*** Begin section ***
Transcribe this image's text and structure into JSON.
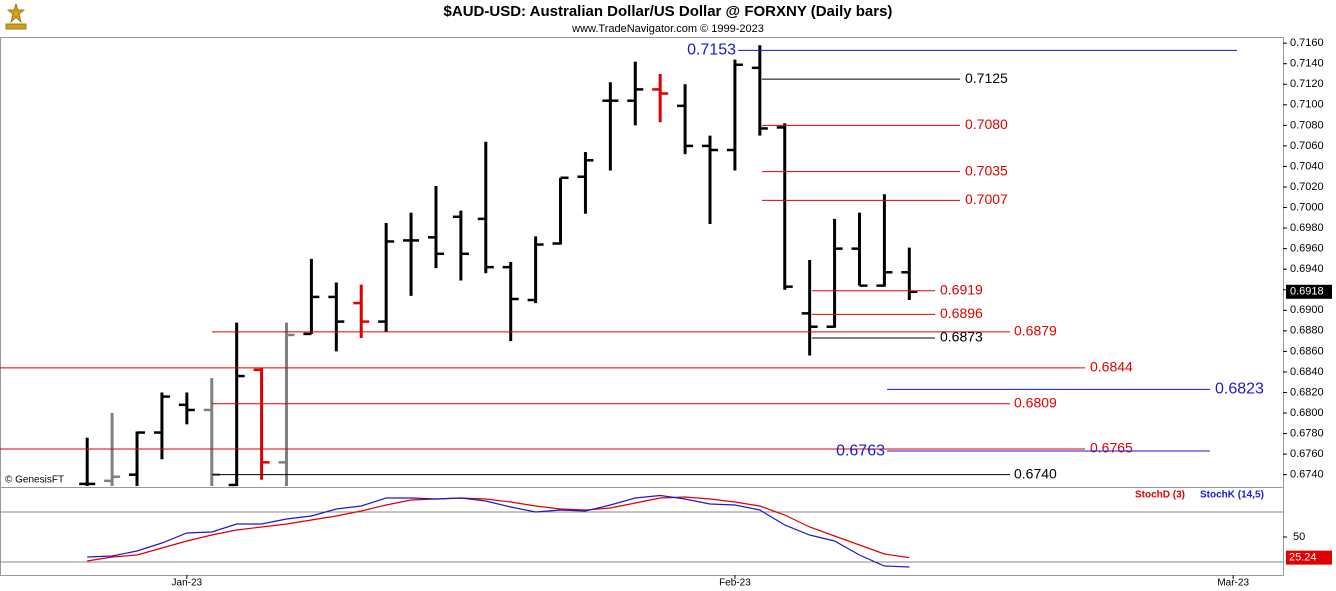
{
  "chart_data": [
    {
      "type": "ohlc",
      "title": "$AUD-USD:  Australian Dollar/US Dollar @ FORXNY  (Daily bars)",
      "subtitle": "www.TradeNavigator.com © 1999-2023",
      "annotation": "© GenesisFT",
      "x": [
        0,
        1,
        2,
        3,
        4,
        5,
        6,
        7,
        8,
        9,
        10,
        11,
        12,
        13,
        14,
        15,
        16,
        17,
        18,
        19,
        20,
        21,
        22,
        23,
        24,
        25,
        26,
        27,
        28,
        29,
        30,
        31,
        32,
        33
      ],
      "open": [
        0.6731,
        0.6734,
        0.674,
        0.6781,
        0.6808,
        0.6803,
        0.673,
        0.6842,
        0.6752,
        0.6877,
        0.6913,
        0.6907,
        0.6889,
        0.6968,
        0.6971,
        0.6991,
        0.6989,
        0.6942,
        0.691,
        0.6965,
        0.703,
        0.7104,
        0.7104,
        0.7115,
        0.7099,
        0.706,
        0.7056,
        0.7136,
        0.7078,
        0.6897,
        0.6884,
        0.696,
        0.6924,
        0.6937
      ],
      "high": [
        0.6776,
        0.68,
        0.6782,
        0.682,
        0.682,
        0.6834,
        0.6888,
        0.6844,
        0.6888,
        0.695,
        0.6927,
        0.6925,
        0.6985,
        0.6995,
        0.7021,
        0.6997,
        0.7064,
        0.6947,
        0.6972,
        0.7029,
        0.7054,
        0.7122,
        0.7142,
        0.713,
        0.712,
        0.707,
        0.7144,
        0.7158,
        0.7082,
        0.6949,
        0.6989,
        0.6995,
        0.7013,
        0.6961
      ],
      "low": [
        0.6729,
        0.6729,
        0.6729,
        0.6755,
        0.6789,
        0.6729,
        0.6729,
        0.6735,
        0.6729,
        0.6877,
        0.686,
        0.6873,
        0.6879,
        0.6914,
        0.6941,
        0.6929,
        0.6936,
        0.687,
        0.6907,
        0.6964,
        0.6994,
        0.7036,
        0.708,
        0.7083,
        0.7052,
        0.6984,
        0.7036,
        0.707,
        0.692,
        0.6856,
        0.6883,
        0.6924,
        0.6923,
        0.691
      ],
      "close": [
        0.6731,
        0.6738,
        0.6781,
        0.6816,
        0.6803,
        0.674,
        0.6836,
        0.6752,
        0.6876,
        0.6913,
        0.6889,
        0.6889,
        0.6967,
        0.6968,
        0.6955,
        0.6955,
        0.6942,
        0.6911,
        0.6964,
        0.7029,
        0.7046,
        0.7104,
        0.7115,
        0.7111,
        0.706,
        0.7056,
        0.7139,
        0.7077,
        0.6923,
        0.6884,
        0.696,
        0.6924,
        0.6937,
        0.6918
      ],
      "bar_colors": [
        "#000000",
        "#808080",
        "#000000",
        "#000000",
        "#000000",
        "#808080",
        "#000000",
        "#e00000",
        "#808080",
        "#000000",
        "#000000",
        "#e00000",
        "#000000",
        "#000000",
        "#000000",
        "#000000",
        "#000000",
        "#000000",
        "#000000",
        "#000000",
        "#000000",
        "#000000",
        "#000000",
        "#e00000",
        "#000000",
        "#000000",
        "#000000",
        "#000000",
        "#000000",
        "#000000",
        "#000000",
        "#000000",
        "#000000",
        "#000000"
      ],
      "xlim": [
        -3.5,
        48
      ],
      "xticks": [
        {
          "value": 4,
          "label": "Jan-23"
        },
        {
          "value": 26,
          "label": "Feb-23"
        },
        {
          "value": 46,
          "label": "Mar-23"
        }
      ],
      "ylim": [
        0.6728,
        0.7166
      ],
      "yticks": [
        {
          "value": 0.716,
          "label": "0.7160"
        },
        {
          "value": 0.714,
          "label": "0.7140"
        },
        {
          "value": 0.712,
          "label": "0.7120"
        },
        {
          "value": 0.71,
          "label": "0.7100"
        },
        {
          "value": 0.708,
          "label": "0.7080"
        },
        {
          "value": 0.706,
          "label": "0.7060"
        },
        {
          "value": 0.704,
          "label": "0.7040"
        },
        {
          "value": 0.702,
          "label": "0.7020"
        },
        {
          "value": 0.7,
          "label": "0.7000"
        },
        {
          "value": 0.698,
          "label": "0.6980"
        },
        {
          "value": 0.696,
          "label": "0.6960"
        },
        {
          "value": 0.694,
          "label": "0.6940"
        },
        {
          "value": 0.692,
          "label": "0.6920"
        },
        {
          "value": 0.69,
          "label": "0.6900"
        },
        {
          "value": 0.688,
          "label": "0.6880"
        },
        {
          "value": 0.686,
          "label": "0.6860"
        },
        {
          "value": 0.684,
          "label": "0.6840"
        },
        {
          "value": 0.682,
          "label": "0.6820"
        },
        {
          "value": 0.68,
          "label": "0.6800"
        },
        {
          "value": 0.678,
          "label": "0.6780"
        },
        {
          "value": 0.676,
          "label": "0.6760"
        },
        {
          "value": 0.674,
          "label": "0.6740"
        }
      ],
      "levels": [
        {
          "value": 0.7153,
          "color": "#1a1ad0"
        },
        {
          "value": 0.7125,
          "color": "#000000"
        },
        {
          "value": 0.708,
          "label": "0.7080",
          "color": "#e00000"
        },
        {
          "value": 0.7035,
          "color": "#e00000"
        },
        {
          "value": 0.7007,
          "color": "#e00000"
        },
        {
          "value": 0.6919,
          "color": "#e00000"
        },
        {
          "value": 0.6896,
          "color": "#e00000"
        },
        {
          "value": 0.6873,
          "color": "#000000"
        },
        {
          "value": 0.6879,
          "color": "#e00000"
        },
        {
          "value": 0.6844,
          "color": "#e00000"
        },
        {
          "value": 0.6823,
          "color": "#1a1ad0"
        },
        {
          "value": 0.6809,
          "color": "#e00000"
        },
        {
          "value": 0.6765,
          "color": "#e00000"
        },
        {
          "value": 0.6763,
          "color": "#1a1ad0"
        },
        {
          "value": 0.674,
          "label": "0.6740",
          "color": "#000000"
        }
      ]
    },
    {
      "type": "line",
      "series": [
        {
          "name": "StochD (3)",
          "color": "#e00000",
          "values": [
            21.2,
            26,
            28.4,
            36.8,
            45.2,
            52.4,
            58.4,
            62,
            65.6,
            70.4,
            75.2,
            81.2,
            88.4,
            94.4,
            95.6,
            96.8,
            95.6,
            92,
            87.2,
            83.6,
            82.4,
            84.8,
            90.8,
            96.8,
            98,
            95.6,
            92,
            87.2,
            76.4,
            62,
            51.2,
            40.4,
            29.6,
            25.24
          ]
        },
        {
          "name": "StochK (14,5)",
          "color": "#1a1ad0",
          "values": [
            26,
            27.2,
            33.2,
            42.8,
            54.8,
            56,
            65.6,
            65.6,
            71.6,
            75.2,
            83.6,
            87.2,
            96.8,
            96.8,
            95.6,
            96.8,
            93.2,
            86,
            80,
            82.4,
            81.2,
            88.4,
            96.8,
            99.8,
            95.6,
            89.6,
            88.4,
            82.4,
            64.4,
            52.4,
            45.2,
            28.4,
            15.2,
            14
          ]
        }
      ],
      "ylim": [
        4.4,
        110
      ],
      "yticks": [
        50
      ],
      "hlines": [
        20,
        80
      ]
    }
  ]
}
*** End section ***
*** Begin section ***
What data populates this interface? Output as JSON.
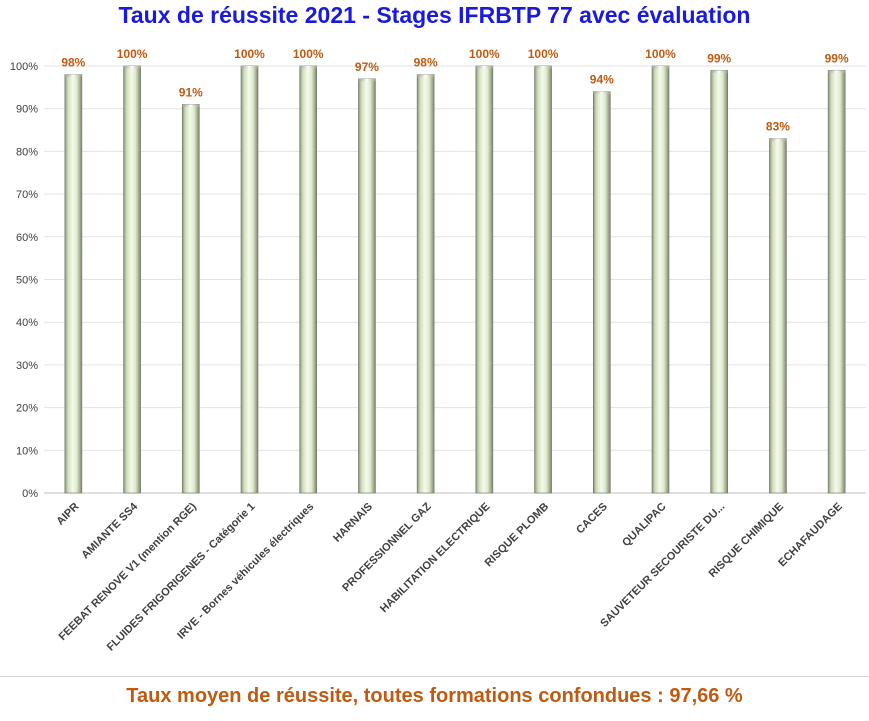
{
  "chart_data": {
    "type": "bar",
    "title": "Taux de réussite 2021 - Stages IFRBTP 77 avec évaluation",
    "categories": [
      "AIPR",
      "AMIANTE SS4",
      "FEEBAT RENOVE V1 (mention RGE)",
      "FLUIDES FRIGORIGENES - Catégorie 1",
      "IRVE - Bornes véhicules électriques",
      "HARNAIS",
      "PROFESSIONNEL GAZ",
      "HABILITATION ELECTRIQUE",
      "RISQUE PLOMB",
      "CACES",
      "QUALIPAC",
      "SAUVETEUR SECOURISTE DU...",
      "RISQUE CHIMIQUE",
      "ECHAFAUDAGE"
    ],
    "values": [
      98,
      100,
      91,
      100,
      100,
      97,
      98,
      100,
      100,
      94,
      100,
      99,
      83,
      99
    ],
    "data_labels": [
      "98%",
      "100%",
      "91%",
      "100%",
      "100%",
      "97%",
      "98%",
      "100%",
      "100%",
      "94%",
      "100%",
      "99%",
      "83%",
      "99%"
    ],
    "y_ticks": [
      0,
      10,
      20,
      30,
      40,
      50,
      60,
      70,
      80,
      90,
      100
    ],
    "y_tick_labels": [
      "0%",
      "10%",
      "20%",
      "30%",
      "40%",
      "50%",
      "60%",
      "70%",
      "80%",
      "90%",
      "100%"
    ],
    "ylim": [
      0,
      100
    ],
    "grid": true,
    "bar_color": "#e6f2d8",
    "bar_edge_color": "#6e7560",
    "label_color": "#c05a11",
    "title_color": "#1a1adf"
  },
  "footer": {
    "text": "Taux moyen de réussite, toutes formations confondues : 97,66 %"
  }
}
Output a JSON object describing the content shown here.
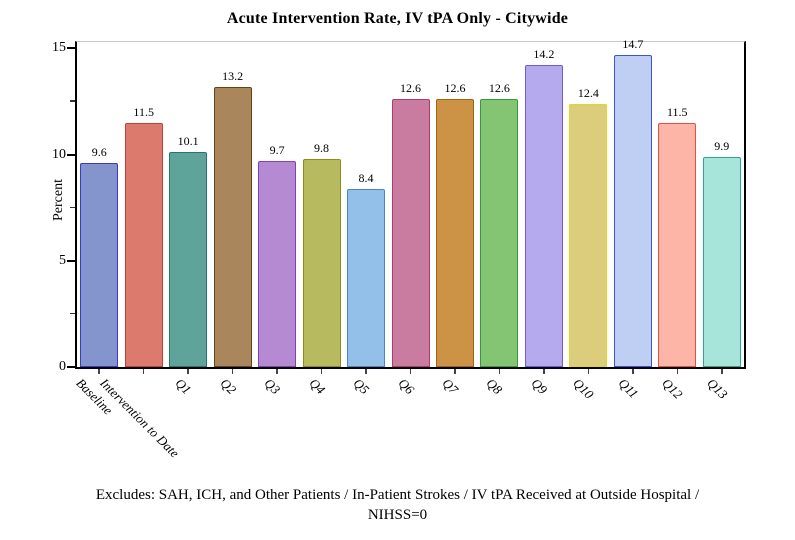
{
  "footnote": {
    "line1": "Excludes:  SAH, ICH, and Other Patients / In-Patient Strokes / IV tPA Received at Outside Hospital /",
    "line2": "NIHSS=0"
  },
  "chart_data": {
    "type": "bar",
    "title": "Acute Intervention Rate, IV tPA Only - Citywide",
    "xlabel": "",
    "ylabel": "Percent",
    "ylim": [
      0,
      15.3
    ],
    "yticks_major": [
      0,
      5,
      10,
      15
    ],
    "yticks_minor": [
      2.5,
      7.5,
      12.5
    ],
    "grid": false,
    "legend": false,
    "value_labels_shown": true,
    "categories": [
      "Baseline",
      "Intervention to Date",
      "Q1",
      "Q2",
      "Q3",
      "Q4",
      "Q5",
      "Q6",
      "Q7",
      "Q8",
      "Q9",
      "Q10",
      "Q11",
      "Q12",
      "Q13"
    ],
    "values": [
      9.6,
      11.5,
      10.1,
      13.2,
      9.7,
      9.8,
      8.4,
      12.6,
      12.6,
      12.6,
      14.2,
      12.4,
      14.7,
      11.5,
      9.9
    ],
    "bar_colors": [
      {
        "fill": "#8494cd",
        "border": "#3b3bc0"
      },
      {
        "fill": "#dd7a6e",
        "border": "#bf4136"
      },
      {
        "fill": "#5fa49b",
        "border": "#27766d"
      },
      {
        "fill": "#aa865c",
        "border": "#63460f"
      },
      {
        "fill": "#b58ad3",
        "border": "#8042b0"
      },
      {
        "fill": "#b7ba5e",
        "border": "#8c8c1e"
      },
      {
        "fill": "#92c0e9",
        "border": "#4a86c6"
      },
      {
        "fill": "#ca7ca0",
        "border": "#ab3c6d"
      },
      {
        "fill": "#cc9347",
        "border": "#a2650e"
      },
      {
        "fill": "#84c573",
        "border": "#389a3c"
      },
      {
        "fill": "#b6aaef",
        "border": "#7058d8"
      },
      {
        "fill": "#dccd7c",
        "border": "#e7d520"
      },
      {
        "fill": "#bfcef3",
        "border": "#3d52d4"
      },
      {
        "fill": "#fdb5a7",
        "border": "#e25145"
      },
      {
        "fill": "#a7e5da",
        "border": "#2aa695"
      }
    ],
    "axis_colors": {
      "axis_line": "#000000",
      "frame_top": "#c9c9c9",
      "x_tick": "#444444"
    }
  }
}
*** End section ***
= TASK DETAILS =
When a line in the material includes the word "this", copy it out.

= ANSWER SECTION =
Transcribe this image's text and structure into JSON.
What data populates this interface? Output as JSON.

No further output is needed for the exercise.